(Work to complete): Gather all lines in the records below that include the word "time".

══════════════════════════════

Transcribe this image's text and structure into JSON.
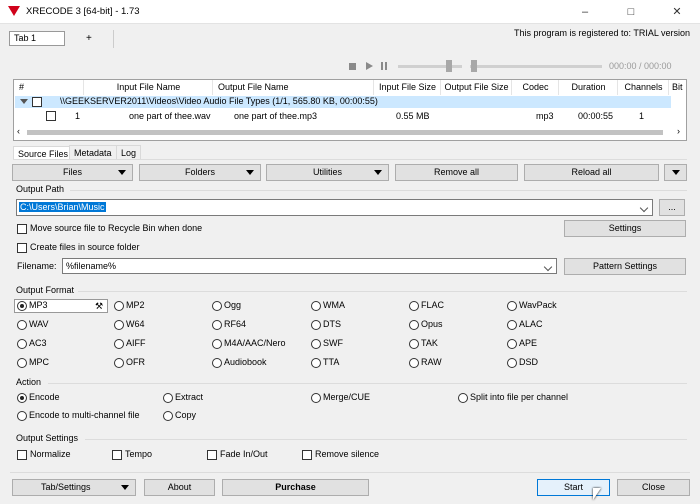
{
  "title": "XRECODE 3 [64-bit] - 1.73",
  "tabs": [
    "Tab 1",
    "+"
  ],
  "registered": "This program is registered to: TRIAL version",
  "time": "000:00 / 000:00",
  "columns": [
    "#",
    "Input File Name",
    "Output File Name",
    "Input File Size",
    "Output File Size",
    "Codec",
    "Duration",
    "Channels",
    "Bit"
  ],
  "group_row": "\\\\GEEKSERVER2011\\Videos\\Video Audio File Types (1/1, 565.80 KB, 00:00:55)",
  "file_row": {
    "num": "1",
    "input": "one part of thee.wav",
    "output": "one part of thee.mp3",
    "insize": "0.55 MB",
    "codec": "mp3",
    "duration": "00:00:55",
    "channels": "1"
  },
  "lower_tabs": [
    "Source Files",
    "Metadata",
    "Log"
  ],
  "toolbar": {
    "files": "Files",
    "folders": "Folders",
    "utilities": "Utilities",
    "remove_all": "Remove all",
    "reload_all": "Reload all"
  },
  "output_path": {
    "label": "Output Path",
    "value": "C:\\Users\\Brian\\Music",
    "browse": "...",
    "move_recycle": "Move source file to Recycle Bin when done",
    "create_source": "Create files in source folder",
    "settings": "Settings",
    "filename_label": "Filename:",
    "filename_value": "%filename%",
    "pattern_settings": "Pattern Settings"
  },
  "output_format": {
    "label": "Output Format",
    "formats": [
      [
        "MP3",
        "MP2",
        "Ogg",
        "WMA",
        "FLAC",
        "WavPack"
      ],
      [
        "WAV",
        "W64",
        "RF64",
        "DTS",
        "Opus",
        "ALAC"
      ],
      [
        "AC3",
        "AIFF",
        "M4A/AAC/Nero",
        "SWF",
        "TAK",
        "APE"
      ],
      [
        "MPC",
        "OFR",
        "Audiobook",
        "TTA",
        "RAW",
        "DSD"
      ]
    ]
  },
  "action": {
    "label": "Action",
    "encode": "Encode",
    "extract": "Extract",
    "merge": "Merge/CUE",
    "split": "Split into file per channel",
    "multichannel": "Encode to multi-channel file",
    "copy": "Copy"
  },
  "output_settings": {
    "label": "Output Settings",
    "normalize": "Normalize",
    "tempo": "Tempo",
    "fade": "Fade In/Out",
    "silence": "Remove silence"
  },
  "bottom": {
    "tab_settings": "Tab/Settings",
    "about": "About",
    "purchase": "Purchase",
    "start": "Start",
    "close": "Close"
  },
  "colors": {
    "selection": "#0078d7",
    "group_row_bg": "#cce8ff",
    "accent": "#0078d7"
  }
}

══════════════════════════════

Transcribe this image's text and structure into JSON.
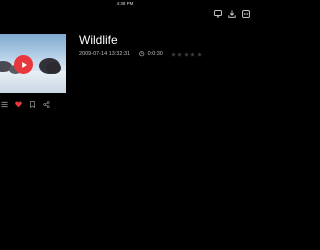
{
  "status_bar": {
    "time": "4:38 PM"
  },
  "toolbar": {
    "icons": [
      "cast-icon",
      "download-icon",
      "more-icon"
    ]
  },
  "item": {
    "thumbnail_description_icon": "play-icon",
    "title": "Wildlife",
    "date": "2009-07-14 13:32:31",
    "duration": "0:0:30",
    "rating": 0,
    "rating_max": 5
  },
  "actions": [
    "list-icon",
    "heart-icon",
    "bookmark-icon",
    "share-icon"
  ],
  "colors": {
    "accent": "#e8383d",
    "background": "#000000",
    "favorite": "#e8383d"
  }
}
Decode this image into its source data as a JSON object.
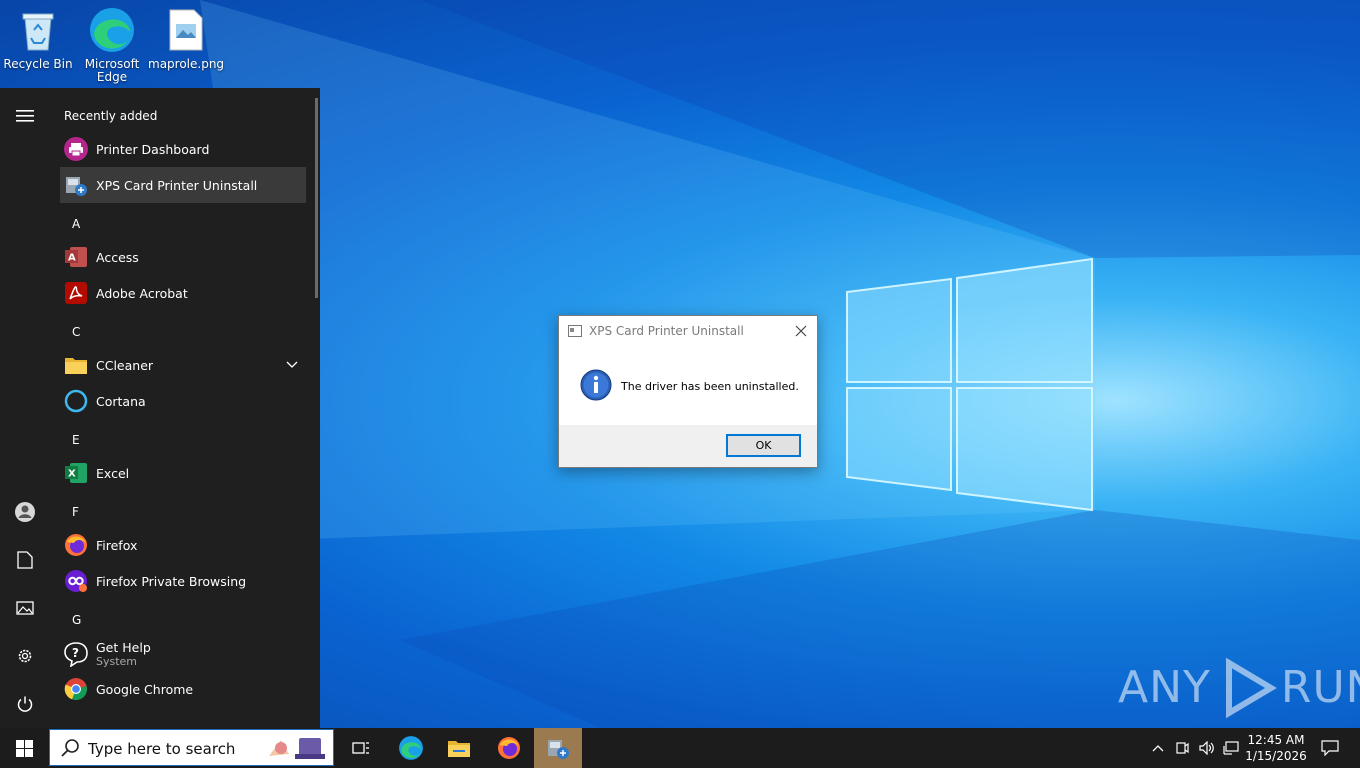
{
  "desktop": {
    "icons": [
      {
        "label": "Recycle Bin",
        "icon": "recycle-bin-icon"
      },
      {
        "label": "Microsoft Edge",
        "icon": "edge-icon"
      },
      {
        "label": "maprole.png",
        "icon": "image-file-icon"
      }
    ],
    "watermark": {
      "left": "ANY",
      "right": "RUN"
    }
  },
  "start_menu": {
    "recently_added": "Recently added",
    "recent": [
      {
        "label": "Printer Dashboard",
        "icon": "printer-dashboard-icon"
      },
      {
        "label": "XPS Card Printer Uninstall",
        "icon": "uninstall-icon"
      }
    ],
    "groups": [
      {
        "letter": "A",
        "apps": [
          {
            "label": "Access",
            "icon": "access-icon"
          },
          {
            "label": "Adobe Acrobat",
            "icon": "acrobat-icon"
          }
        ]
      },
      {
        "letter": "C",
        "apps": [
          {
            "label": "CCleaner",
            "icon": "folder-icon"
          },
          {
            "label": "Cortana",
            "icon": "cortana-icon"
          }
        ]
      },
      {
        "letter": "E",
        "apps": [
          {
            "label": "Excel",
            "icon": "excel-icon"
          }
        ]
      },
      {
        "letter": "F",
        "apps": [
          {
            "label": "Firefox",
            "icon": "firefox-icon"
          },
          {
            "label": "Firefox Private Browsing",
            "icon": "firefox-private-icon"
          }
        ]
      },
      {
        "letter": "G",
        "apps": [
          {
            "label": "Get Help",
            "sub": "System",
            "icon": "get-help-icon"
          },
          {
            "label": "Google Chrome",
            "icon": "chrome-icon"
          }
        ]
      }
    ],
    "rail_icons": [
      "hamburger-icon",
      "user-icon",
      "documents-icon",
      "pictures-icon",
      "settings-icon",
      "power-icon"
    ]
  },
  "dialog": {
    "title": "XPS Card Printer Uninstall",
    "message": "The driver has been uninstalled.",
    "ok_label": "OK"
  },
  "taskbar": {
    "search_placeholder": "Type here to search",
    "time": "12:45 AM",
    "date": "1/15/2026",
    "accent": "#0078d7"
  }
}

══════════════════════════════

(Output of the exercise):
  "time": "000:00 / 000:00",
    "time": "4:38 PM"
    "time": "12:45 AM",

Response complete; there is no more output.